**Exercise task A**
Copy the rows verbatim, starting at the line that contains "y-axis-label: Normalized XAC intensity (AU) [432,51,445,218]" and ending after the line that contains "y-axis-label: Normalized XAC intensity (AU) [433,570,446,737]".
**Exercise task B**
Continue the forum exchange about getting the tpm2-totp unit to run in the systemd initramfs, picking up after its last sentence.

**Text segment**

I had enabled the unit using systemctl enable tpm2-totp.service, but that - of course - only created a symlink in /etc/systemd/system/sysinit.target.wants, which is not picked up by the systemd hook (not sure if this behavior is sensible, as well as ignoring units in /etc/systemd/system - It kinda creates two disjunct modes of managing the system with systemd :/)

Yeah, that's very confusing indeed - I guess this should be fixed in mkinitcpio as well so that units under the /etc hierarchy are recognised as well.

The first TOTP gets displayed 1-2 seconds after the LUKS password prompt, so still suboptimal, but at least it's there at all.
systemd-analyze plot actually shows that the unit get started correctly before systemd-ask-password-console.service, so that seems to be due to the latency of interacting with the tpm.

Same here, I think it's just the kernel module taking some time to load (which might have a somewhat low priority during boot).

**Data for this exercise**
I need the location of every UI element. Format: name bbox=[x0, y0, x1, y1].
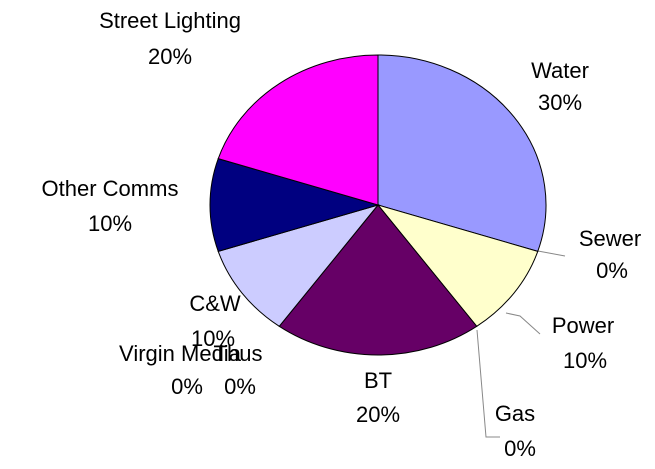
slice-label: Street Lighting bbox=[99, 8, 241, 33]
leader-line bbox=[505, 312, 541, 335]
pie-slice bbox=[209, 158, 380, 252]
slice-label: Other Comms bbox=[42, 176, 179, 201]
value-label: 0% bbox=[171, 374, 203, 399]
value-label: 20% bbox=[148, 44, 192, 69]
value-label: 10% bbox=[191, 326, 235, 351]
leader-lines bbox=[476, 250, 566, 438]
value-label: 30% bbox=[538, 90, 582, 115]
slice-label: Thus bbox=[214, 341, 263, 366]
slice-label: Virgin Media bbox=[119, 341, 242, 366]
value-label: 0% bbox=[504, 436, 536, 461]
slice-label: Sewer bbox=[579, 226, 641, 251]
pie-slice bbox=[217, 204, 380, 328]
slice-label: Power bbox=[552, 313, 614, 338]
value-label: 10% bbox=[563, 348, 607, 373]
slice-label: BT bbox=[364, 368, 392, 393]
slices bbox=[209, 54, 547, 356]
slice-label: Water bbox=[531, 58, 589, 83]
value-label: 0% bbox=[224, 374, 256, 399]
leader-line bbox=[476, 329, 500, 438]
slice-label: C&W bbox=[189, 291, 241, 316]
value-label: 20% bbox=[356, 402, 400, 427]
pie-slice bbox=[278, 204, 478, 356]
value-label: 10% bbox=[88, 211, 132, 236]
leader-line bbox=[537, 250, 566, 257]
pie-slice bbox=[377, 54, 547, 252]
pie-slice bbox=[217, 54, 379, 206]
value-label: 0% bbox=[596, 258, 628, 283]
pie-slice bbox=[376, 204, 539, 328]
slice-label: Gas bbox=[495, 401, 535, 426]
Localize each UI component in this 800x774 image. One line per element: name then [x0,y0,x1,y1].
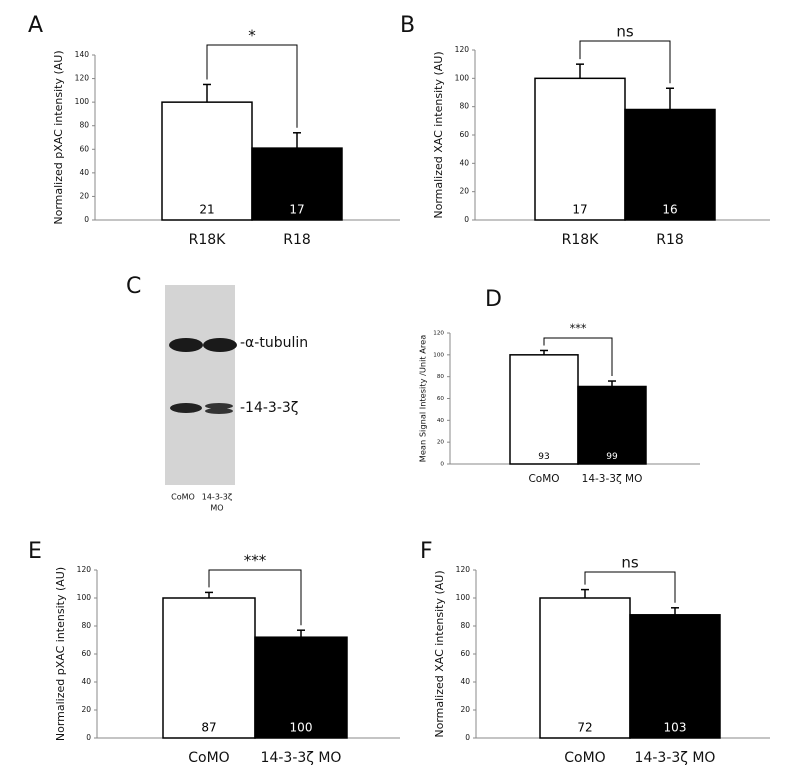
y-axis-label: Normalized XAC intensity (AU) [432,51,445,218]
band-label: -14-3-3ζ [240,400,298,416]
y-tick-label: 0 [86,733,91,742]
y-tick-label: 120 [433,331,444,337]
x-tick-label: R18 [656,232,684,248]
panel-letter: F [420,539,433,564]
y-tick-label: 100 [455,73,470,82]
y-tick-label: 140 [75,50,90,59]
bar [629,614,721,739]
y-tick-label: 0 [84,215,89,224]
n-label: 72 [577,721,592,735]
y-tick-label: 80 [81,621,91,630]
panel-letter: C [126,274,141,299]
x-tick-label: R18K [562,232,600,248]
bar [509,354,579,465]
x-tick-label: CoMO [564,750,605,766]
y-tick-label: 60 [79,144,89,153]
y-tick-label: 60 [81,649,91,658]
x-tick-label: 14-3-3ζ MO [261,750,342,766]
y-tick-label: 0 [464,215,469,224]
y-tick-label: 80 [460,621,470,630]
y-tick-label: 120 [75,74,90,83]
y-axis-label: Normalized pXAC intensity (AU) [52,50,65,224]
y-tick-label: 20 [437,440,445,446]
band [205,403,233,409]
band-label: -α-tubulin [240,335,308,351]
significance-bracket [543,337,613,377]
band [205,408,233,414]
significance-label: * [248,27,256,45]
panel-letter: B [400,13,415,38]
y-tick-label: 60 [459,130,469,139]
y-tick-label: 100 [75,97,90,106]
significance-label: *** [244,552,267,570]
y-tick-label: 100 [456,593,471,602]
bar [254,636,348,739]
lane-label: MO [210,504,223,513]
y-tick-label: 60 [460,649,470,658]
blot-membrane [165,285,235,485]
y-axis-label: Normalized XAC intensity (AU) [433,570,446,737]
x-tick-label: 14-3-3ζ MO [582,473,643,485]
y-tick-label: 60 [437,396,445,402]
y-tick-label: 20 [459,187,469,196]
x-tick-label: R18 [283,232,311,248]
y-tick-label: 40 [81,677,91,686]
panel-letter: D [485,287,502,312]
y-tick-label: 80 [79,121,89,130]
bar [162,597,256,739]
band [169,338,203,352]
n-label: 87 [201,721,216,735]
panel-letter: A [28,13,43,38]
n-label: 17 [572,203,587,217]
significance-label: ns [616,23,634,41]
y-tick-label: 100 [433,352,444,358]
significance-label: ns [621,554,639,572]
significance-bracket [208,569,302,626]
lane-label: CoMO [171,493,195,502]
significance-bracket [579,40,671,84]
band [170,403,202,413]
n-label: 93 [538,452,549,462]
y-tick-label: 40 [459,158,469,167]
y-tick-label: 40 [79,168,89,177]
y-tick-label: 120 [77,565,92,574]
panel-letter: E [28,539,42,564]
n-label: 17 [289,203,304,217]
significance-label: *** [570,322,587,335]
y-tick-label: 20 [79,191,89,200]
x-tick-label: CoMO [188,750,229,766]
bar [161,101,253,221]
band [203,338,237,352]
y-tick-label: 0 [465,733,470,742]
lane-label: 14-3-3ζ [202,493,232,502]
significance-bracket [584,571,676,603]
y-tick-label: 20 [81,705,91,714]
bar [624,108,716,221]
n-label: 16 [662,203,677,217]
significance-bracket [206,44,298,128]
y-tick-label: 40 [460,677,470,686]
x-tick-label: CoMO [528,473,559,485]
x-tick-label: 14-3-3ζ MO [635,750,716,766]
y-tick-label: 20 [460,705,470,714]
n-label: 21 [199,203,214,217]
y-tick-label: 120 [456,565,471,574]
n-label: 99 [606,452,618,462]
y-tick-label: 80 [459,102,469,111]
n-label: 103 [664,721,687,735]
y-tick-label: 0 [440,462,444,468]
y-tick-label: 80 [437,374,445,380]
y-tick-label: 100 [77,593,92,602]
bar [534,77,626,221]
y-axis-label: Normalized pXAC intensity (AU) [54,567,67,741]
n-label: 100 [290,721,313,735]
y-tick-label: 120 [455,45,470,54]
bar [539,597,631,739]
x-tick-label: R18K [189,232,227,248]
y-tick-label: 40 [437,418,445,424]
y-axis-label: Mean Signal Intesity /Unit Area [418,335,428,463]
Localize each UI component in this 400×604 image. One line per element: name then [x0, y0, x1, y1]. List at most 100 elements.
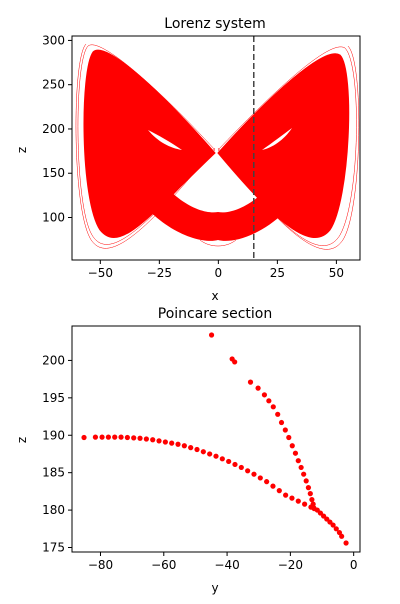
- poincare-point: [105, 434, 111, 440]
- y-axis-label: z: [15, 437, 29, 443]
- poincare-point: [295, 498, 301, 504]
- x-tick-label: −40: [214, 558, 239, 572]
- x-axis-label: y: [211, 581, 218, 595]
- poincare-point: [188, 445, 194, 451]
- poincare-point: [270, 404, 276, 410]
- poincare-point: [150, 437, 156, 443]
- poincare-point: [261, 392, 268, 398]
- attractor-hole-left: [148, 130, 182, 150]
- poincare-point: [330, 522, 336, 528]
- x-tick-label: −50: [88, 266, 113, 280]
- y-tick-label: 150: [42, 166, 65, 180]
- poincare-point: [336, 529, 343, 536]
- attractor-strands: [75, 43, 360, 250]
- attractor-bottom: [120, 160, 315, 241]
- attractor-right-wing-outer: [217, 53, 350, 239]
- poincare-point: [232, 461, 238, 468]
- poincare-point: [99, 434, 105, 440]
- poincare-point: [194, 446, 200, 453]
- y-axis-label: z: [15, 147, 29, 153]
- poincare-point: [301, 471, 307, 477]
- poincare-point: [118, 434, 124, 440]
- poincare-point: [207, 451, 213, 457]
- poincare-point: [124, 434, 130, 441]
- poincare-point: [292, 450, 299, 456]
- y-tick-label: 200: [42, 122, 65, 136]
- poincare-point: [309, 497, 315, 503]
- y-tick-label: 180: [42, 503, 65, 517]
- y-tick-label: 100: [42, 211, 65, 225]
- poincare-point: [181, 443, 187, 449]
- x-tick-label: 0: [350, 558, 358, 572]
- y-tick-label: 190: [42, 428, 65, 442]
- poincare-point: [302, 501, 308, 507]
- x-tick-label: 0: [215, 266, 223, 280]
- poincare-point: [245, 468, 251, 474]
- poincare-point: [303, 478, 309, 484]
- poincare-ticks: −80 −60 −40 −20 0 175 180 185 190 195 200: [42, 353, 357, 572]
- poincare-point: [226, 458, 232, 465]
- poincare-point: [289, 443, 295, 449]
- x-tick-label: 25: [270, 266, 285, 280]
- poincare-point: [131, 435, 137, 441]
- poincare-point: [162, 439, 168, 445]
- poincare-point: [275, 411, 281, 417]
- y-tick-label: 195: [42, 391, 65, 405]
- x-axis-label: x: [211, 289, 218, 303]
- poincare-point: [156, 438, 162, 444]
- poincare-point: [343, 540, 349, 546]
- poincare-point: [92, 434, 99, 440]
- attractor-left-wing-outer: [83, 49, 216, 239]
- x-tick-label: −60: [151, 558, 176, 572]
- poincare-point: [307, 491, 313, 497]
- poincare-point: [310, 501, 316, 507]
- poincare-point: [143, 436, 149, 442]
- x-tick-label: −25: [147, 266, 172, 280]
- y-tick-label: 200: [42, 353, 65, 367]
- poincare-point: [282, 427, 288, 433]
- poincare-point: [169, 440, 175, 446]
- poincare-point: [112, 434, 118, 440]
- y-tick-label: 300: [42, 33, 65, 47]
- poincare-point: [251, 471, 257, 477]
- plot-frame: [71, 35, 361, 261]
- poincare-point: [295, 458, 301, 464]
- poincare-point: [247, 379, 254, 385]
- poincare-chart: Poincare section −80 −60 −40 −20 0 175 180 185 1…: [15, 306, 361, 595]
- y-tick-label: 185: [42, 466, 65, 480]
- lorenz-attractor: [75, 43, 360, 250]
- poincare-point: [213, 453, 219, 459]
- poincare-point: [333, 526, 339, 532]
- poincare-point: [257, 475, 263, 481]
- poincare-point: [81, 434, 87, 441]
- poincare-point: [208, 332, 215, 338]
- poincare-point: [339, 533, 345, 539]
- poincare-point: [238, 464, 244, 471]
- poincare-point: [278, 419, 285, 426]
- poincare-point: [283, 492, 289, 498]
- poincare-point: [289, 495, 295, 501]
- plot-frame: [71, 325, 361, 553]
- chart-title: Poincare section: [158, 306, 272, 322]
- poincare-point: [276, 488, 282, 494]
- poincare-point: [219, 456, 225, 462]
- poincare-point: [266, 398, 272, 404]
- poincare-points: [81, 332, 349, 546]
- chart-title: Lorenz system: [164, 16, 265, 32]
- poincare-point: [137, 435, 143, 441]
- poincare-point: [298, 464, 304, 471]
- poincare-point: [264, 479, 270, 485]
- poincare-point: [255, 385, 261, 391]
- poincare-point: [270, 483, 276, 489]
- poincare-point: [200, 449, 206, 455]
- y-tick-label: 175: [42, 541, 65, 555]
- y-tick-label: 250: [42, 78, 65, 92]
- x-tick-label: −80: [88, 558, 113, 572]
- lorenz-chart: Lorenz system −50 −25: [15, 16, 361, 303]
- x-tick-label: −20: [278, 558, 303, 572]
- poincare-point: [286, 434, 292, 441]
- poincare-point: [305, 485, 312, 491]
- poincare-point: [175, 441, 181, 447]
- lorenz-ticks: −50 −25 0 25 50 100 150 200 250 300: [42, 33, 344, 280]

**Result A**
y-axis-label: Normalized XAC intensity (AU) [432,51,445,218]
band-label: -14-3-3ζ [240,400,298,416]
y-tick-label: 0 [86,733,91,742]
y-tick-label: 120 [433,331,444,337]
x-tick-label: R18 [656,232,684,248]
panel-letter: F [420,539,433,564]
y-tick-label: 100 [455,73,470,82]
y-tick-label: 140 [75,50,90,59]
bar [629,614,721,739]
y-tick-label: 0 [84,215,89,224]
n-label: 72 [577,721,592,735]
y-tick-label: 80 [81,621,91,630]
panel-letter: C [126,274,141,299]
x-tick-label: R18K [562,232,600,248]
bar [509,354,579,465]
x-tick-label: CoMO [564,750,605,766]
y-tick-label: 60 [79,144,89,153]
y-tick-label: 60 [81,649,91,658]
x-tick-label: 14-3-3ζ MO [261,750,342,766]
y-tick-label: 0 [464,215,469,224]
y-tick-label: 80 [460,621,470,630]
y-tick-label: 120 [75,74,90,83]
y-axis-label: Normalized pXAC intensity (AU) [52,50,65,224]
y-tick-label: 20 [437,440,445,446]
band [205,403,233,409]
band-label: -α-tubulin [240,335,308,351]
significance-bracket [543,337,613,377]
band [205,408,233,414]
significance-label: * [248,27,256,45]
panel-letter: B [400,13,415,38]
y-tick-label: 60 [459,130,469,139]
y-tick-label: 100 [75,97,90,106]
significance-label: *** [244,552,267,570]
y-tick-label: 100 [456,593,471,602]
bar [254,636,348,739]
lane-label: MO [210,504,223,513]
y-tick-label: 60 [460,649,470,658]
blot-membrane [165,285,235,485]
y-axis-label: Normalized XAC intensity (AU) [433,570,446,737]

**Result B**
On a related note, I'm not entirely sure if StandardOutput=tty is the most general option, as I'm not sure if it also displays correctly when booting over e.g. serial. If someone knows of a more canonical way of displaying output during boot, please let me know.

I think it should be fine, according to the systemd.exec documentation the standard TTY is /dev/console, so it should also work over serial (but I am by no means an expert).

BTW, you use the $TPM_MODULES variable - so should the tpm_tis module be added to MODULES=(…) or to this separate variable?

The $TPM_MODULES variable controls which kernel modules get included into the initramfs, so you could make the file a little bit smaller by specifying only the modules you need and omit the rest.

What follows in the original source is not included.